### DATA ROWS
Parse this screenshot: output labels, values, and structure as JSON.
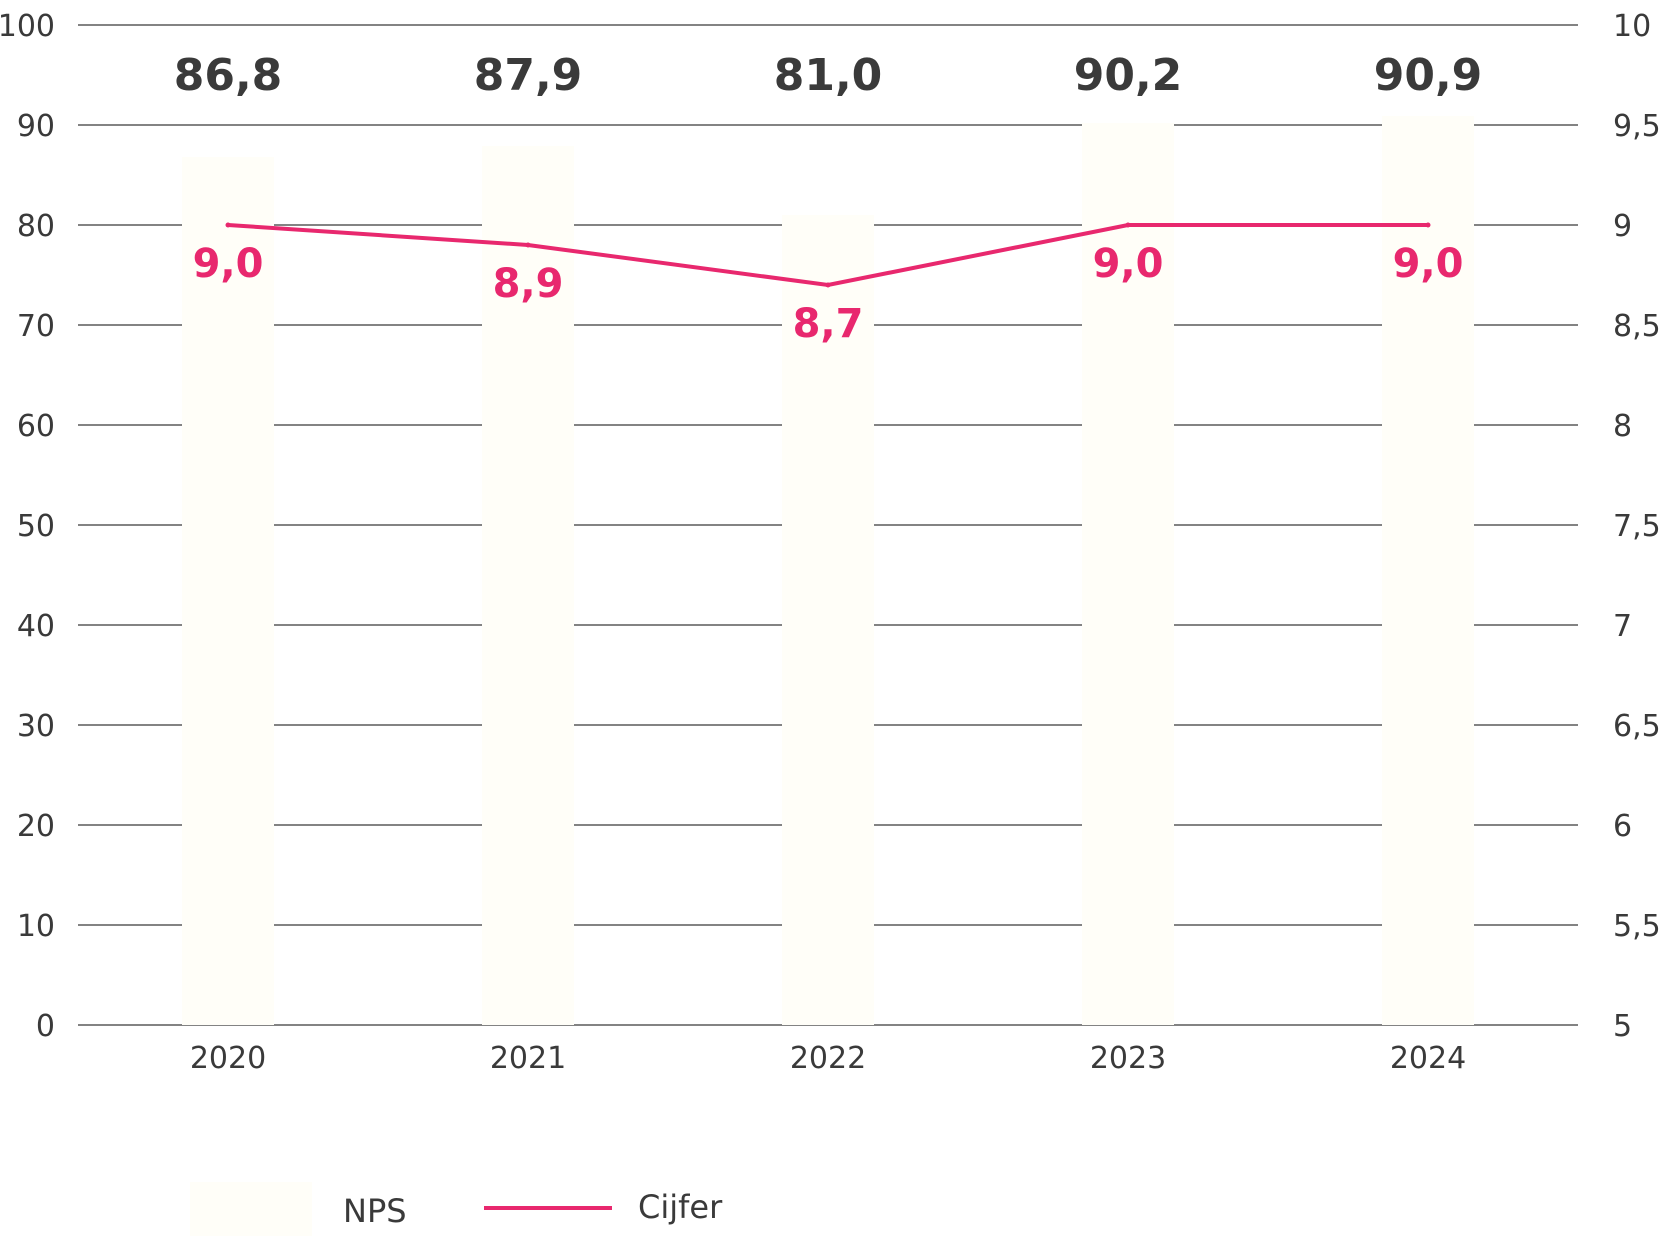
{
  "chart_data": {
    "type": "bar",
    "categories": [
      "2020",
      "2021",
      "2022",
      "2023",
      "2024"
    ],
    "series": [
      {
        "name": "NPS",
        "type": "bar",
        "axis": "left",
        "values": [
          86.8,
          87.9,
          81.0,
          90.2,
          90.9
        ],
        "labels": [
          "86,8",
          "87,9",
          "81,0",
          "90,2",
          "90,9"
        ],
        "color": "#fffef8"
      },
      {
        "name": "Cijfer",
        "type": "line",
        "axis": "right",
        "values": [
          9.0,
          8.9,
          8.7,
          9.0,
          9.0
        ],
        "labels": [
          "9,0",
          "8,9",
          "8,7",
          "9,0",
          "9,0"
        ],
        "color": "#e8286e"
      }
    ],
    "y_left": {
      "ylim": [
        0,
        100
      ],
      "ticks": [
        "0",
        "10",
        "20",
        "30",
        "40",
        "50",
        "60",
        "70",
        "80",
        "90",
        "100"
      ]
    },
    "y_right": {
      "ylim": [
        5,
        10
      ],
      "ticks": [
        "5",
        "5,5",
        "6",
        "6,5",
        "7",
        "7,5",
        "8",
        "8,5",
        "9",
        "9,5",
        "10"
      ]
    },
    "grid": true,
    "gridColor": "#5a5a5a",
    "textColor": "#3a3a3a",
    "legend": {
      "position": "bottom-left",
      "items": [
        {
          "label": "NPS",
          "symbol": "box",
          "color": "#fffef8"
        },
        {
          "label": "Cijfer",
          "symbol": "line",
          "color": "#e8286e"
        }
      ]
    }
  }
}
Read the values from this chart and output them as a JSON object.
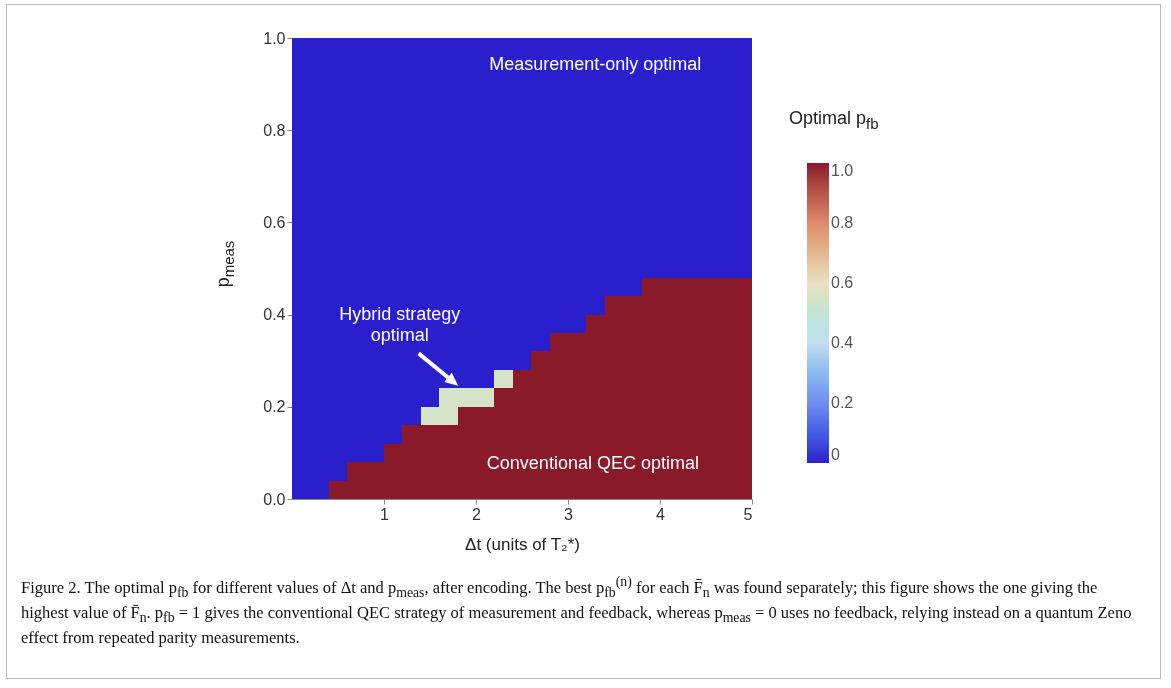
{
  "chart_data": {
    "type": "heatmap",
    "xlabel": "Δt  (units of T₂*)",
    "ylabel": "p$_{meas}$",
    "clabel": "Optimal p$_{fb}$",
    "xlim": [
      0,
      5
    ],
    "xticks": [
      1,
      2,
      3,
      4,
      5
    ],
    "ylim": [
      0,
      1
    ],
    "yticks": [
      {
        "value": 0,
        "label": "0.0"
      },
      0.2,
      0.4,
      0.6,
      0.8,
      {
        "value": 1,
        "label": "1.0"
      }
    ],
    "clim": [
      0,
      1
    ],
    "cticks": [
      0,
      0.2,
      0.4,
      0.6,
      0.8,
      {
        "value": 1,
        "label": "1.0"
      }
    ],
    "cells": [
      [
        0,
        0,
        0,
        0,
        0,
        0,
        0,
        0,
        0,
        0,
        0,
        0,
        0,
        0,
        0,
        0,
        0,
        0,
        0,
        0,
        0,
        0,
        0,
        0,
        0
      ],
      [
        0,
        0,
        0,
        0,
        0,
        0,
        0,
        0,
        0,
        0,
        0,
        0,
        0,
        0,
        0,
        0,
        0,
        0,
        0,
        0,
        0,
        0,
        0,
        0,
        0
      ],
      [
        0,
        0,
        0,
        0,
        0,
        0,
        0,
        0,
        0,
        0,
        0,
        0,
        0,
        0,
        0,
        0,
        0,
        0,
        0,
        0,
        0,
        0,
        0,
        0,
        0
      ],
      [
        0,
        0,
        0,
        0,
        0,
        0,
        0,
        0,
        0,
        0,
        0,
        0,
        0,
        0,
        0,
        0,
        0,
        0,
        0,
        0,
        0,
        0,
        0,
        0,
        0
      ],
      [
        0,
        0,
        0,
        0,
        0,
        0,
        0,
        0,
        0,
        0,
        0,
        0,
        0,
        0,
        0,
        0,
        0,
        0,
        0,
        0,
        0,
        0,
        0,
        0,
        0
      ],
      [
        0,
        0,
        0,
        0,
        0,
        0,
        0,
        0,
        0,
        0,
        0,
        0,
        0,
        0,
        0,
        0,
        0,
        0,
        0,
        0,
        0,
        0,
        0,
        0,
        0
      ],
      [
        0,
        0,
        0,
        0,
        0,
        0,
        0,
        0,
        0,
        0,
        0,
        0,
        0,
        0,
        0,
        0,
        0,
        0,
        0,
        0,
        0,
        0,
        0,
        0,
        0
      ],
      [
        0,
        0,
        0,
        0,
        0,
        0,
        0,
        0,
        0,
        0,
        0,
        0,
        0,
        0,
        0,
        0,
        0,
        0,
        0,
        0,
        0,
        0,
        0,
        0,
        0
      ],
      [
        0,
        0,
        0,
        0,
        0,
        0,
        0,
        0,
        0,
        0,
        0,
        0,
        0,
        0,
        0,
        0,
        0,
        0,
        0,
        0,
        0,
        0,
        0,
        0,
        0
      ],
      [
        0,
        0,
        0,
        0,
        0,
        0,
        0,
        0,
        0,
        0,
        0,
        0,
        0,
        0,
        0,
        0,
        0,
        0,
        0,
        0,
        0,
        0,
        0,
        0,
        0
      ],
      [
        0,
        0,
        0,
        0,
        0,
        0,
        0,
        0,
        0,
        0,
        0,
        0,
        0,
        0,
        0,
        0,
        0,
        0,
        0,
        0,
        0,
        0,
        0,
        0,
        0
      ],
      [
        0,
        0,
        0,
        0,
        0,
        0,
        0,
        0,
        0,
        0,
        0,
        0,
        0,
        0,
        0,
        0,
        0,
        0,
        0,
        0,
        0,
        0,
        0,
        0,
        0
      ],
      [
        0,
        0,
        0,
        0,
        0,
        0,
        0,
        0,
        0,
        0,
        0,
        0,
        0,
        0,
        0,
        0,
        0,
        0,
        0,
        0,
        0,
        0,
        0,
        0,
        0
      ],
      [
        0,
        0,
        0,
        0,
        0,
        0,
        0,
        0,
        0,
        0,
        0,
        0,
        0,
        0,
        0,
        0,
        0,
        0,
        0,
        1,
        1,
        1,
        1,
        1,
        1
      ],
      [
        0,
        0,
        0,
        0,
        0,
        0,
        0,
        0,
        0,
        0,
        0,
        0,
        0,
        0,
        0,
        0,
        0,
        1,
        1,
        1,
        1,
        1,
        1,
        1,
        1
      ],
      [
        0,
        0,
        0,
        0,
        0,
        0,
        0,
        0,
        0,
        0,
        0,
        0,
        0,
        0,
        0,
        0,
        1,
        1,
        1,
        1,
        1,
        1,
        1,
        1,
        1
      ],
      [
        0,
        0,
        0,
        0,
        0,
        0,
        0,
        0,
        0,
        0,
        0,
        0,
        0,
        0,
        1,
        1,
        1,
        1,
        1,
        1,
        1,
        1,
        1,
        1,
        1
      ],
      [
        0,
        0,
        0,
        0,
        0,
        0,
        0,
        0,
        0,
        0,
        0,
        0,
        0,
        1,
        1,
        1,
        1,
        1,
        1,
        1,
        1,
        1,
        1,
        1,
        1
      ],
      [
        0,
        0,
        0,
        0,
        0,
        0,
        0,
        0,
        0,
        0,
        0,
        0.55,
        1,
        1,
        1,
        1,
        1,
        1,
        1,
        1,
        1,
        1,
        1,
        1,
        1
      ],
      [
        0,
        0,
        0,
        0,
        0,
        0,
        0,
        0,
        0.55,
        0.55,
        0.55,
        1,
        1,
        1,
        1,
        1,
        1,
        1,
        1,
        1,
        1,
        1,
        1,
        1,
        1
      ],
      [
        0,
        0,
        0,
        0,
        0,
        0,
        0,
        0.55,
        0.55,
        1,
        1,
        1,
        1,
        1,
        1,
        1,
        1,
        1,
        1,
        1,
        1,
        1,
        1,
        1,
        1
      ],
      [
        0,
        0,
        0,
        0,
        0,
        0,
        1,
        1,
        1,
        1,
        1,
        1,
        1,
        1,
        1,
        1,
        1,
        1,
        1,
        1,
        1,
        1,
        1,
        1,
        1
      ],
      [
        0,
        0,
        0,
        0,
        0,
        1,
        1,
        1,
        1,
        1,
        1,
        1,
        1,
        1,
        1,
        1,
        1,
        1,
        1,
        1,
        1,
        1,
        1,
        1,
        1
      ],
      [
        0,
        0,
        0,
        1,
        1,
        1,
        1,
        1,
        1,
        1,
        1,
        1,
        1,
        1,
        1,
        1,
        1,
        1,
        1,
        1,
        1,
        1,
        1,
        1,
        1
      ],
      [
        0,
        0,
        1,
        1,
        1,
        1,
        1,
        1,
        1,
        1,
        1,
        1,
        1,
        1,
        1,
        1,
        1,
        1,
        1,
        1,
        1,
        1,
        1,
        1,
        1
      ]
    ],
    "annotations": [
      "Measurement-only optimal",
      "Hybrid strategy\noptimal",
      "Conventional QEC optimal",
      "Figure 2. The optimal p$_{fb}$ for different values of Δt and p$_{meas}$, after encoding. The best p$_{fb}$$^{(n)}$ for each F̄$_{n}$ was found separately; this figure shows the one giving the highest value of F̄$_{n}$. p$_{fb}$ = 1 gives the conventional QEC strategy of measurement and feedback, whereas p$_{meas}$ = 0 uses no feedback, relying instead on a quantum Zeno effect from repeated parity measurements."
    ]
  }
}
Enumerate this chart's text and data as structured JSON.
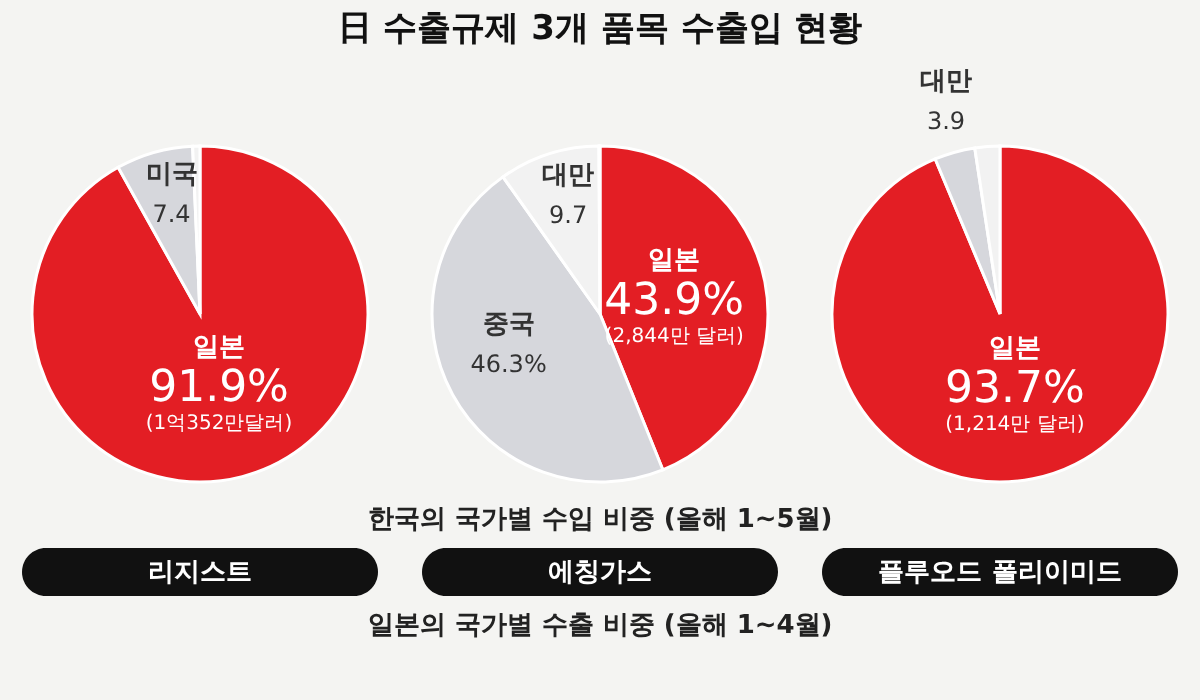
{
  "chart_data": [
    {
      "type": "pie",
      "title": "리지스트",
      "categories": [
        "일본",
        "미국",
        null
      ],
      "values": [
        91.9,
        7.4,
        0.7
      ],
      "colors": [
        "#e31e24",
        "#d6d7dc",
        "#f2f2f2"
      ],
      "value_labels": [
        "91.9%",
        "7.4",
        null
      ],
      "annotations": [
        "(1억352만달러)"
      ]
    },
    {
      "type": "pie",
      "title": "에칭가스",
      "categories": [
        "일본",
        "중국",
        "대만",
        null
      ],
      "values": [
        43.9,
        46.3,
        9.7,
        0.1
      ],
      "colors": [
        "#e31e24",
        "#d6d7dc",
        "#e9eaed",
        "#f2f2f2"
      ],
      "value_labels": [
        "43.9%",
        "46.3%",
        "9.7",
        null
      ],
      "annotations": [
        "(2,844만 달러)"
      ]
    },
    {
      "type": "pie",
      "title": "플루오드 폴리이미드",
      "categories": [
        "일본",
        "대만",
        null
      ],
      "values": [
        93.7,
        3.9,
        2.4
      ],
      "colors": [
        "#e31e24",
        "#d6d7dc",
        "#f2f2f2"
      ],
      "value_labels": [
        "93.7%",
        "3.9",
        null
      ],
      "annotations": [
        "(1,214만 달러)"
      ]
    },
    {
      "type": "other",
      "title": "日 수출규제 3개 품목 수출입 현황",
      "annotations": [
        "한국의 국가별 수입 비중 (올해 1~5월)",
        "일본의 국가별 수출 비중 (올해 1~4월)"
      ]
    }
  ]
}
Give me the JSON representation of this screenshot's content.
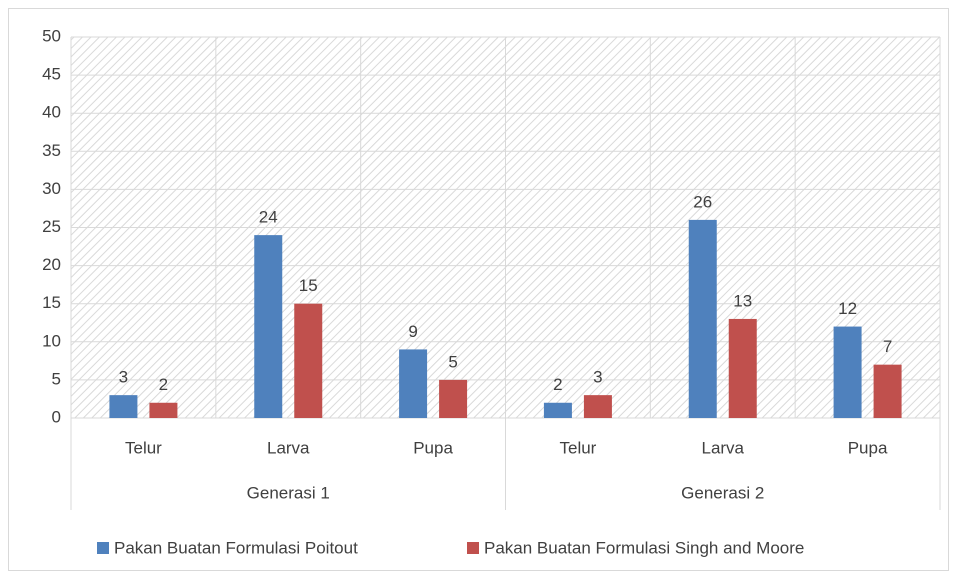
{
  "chart_data": {
    "type": "bar",
    "categories": [
      "Telur",
      "Larva",
      "Pupa",
      "Telur",
      "Larva",
      "Pupa"
    ],
    "groups": [
      "Generasi 1",
      "Generasi 2"
    ],
    "series": [
      {
        "name": "Pakan Buatan Formulasi Poitout",
        "color": "#4f81bd",
        "values": [
          3,
          24,
          9,
          2,
          26,
          12
        ]
      },
      {
        "name": "Pakan Buatan Formulasi Singh and Moore",
        "color": "#c0504d",
        "values": [
          2,
          15,
          5,
          3,
          13,
          7
        ]
      }
    ],
    "ylim": [
      0,
      50
    ],
    "yticks": [
      0,
      5,
      10,
      15,
      20,
      25,
      30,
      35,
      40,
      45,
      50
    ],
    "grid": true,
    "legend": "bottom"
  }
}
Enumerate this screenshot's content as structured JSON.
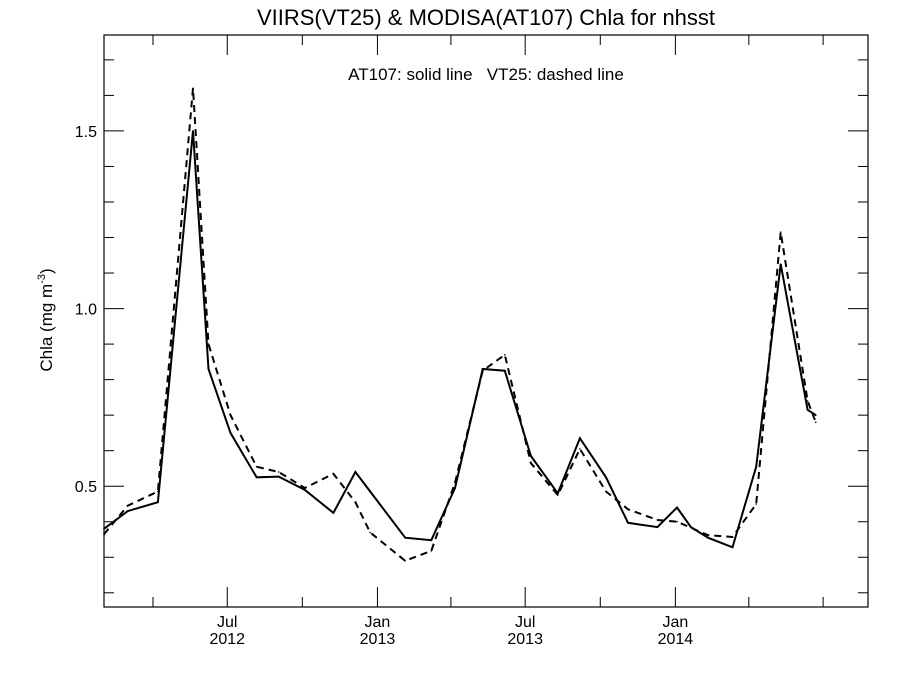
######
Go through the listing above and return every line where the word "Enumerate" occurs.

Enumerate this chart's text and data as structured JSON.
Enumerate this screenshot's content as structured JSON.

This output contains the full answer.